# [Instructions for the task]
Rewrite the records below, switching every "field-label" to "form-label" and keeping everything else unchanged. Leave the pictures out of your answer.

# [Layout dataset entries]
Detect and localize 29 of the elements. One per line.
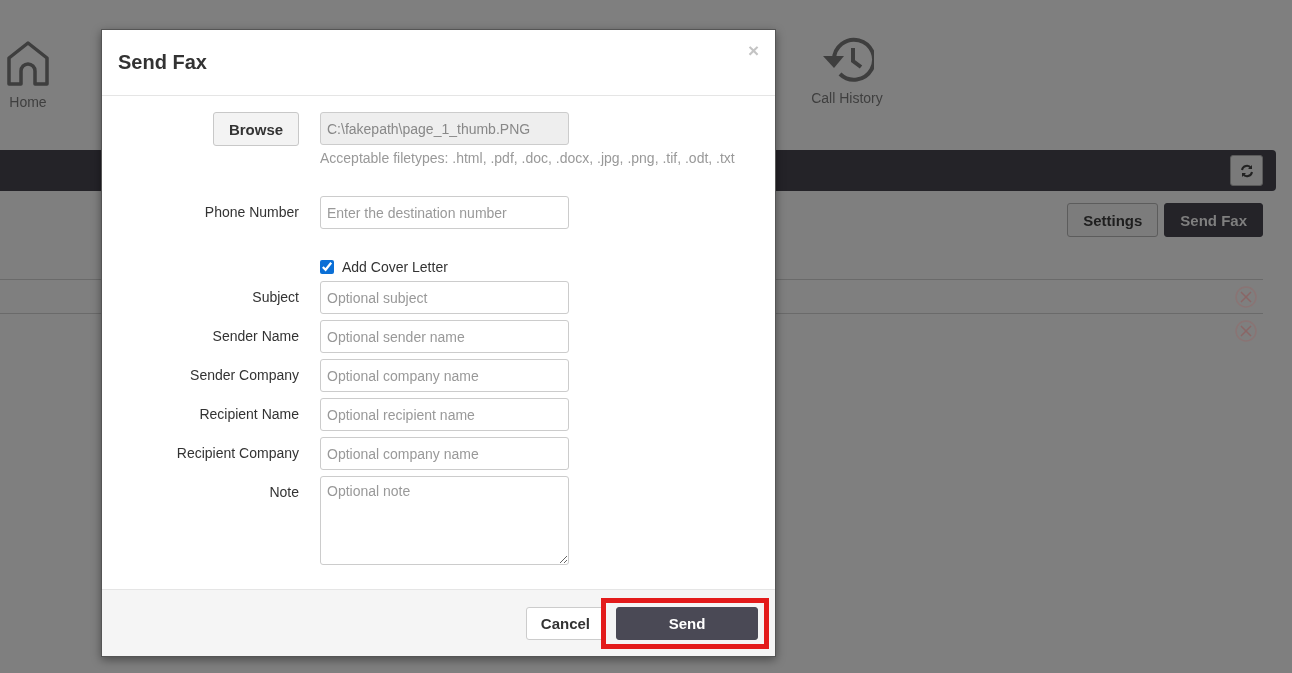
history-icon xyxy=(820,36,874,84)
phone-number-field[interactable]: Enter the destination number xyxy=(320,196,569,229)
checkbox-label[interactable]: Add Cover Letter xyxy=(342,259,448,275)
send-button[interactable]: Send xyxy=(616,606,758,640)
field-label: Recipient Company xyxy=(176,445,299,461)
note-field[interactable]: Optional note xyxy=(320,476,569,565)
input-field[interactable]: Optional company name xyxy=(320,359,569,392)
field-label: Phone Number xyxy=(204,204,299,220)
refresh-button[interactable] xyxy=(1230,155,1263,186)
send-fax-button[interactable]: Send Fax xyxy=(1164,203,1263,237)
cover-letter-checkbox[interactable] xyxy=(320,260,334,274)
input-field[interactable]: Optional subject xyxy=(320,281,569,314)
field-label: Recipient Name xyxy=(199,406,299,422)
file-path-field[interactable]: C:\fakepath\page_1_thumb.PNG xyxy=(320,112,569,145)
refresh-icon xyxy=(1239,163,1254,178)
nav-label[interactable]: Call History xyxy=(811,90,883,106)
field-label: Note xyxy=(269,484,299,500)
input-field[interactable]: Optional recipient name xyxy=(320,398,569,431)
filetypes-hint: Acceptable filetypes: .html, .pdf, .doc, .docx, .jpg, .png, .tif, .odt, .txt xyxy=(320,150,736,166)
input-field[interactable]: Optional sender name xyxy=(320,320,569,353)
field-label: Sender Company xyxy=(190,367,299,383)
dialog-title: Send Fax xyxy=(118,51,207,74)
field-label: Subject xyxy=(252,289,299,305)
input-field[interactable]: Optional company name xyxy=(320,437,569,470)
browse-button[interactable]: Browse xyxy=(213,112,299,146)
field-label: Sender Name xyxy=(212,328,299,344)
nav-label[interactable]: Home xyxy=(9,94,47,110)
settings-button[interactable]: Settings xyxy=(1067,203,1159,237)
home-icon xyxy=(6,40,50,86)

# [Result of the task]
Detect and localize 29 of the elements. One per line.
history-icon xyxy=(820,36,874,84)
phone-number-field[interactable]: Enter the destination number xyxy=(320,196,569,229)
checkbox-label[interactable]: Add Cover Letter xyxy=(342,259,448,275)
send-button[interactable]: Send xyxy=(616,606,758,640)
form-label: Recipient Company xyxy=(176,445,299,461)
note-field[interactable]: Optional note xyxy=(320,476,569,565)
input-field[interactable]: Optional company name xyxy=(320,359,569,392)
form-label: Phone Number xyxy=(204,204,299,220)
refresh-button[interactable] xyxy=(1230,155,1263,186)
send-fax-button[interactable]: Send Fax xyxy=(1164,203,1263,237)
cover-letter-checkbox[interactable] xyxy=(320,260,334,274)
input-field[interactable]: Optional subject xyxy=(320,281,569,314)
form-label: Recipient Name xyxy=(199,406,299,422)
file-path-field[interactable]: C:\fakepath\page_1_thumb.PNG xyxy=(320,112,569,145)
refresh-icon xyxy=(1239,163,1254,178)
nav-label[interactable]: Call History xyxy=(811,90,883,106)
form-label: Note xyxy=(269,484,299,500)
input-field[interactable]: Optional recipient name xyxy=(320,398,569,431)
filetypes-hint: Acceptable filetypes: .html, .pdf, .doc, .docx, .jpg, .png, .tif, .odt, .txt xyxy=(320,150,736,166)
input-field[interactable]: Optional sender name xyxy=(320,320,569,353)
form-label: Sender Company xyxy=(190,367,299,383)
dialog-title: Send Fax xyxy=(118,51,207,74)
form-label: Subject xyxy=(252,289,299,305)
input-field[interactable]: Optional company name xyxy=(320,437,569,470)
browse-button[interactable]: Browse xyxy=(213,112,299,146)
form-label: Sender Name xyxy=(212,328,299,344)
nav-label[interactable]: Home xyxy=(9,94,47,110)
settings-button[interactable]: Settings xyxy=(1067,203,1159,237)
home-icon xyxy=(6,40,50,86)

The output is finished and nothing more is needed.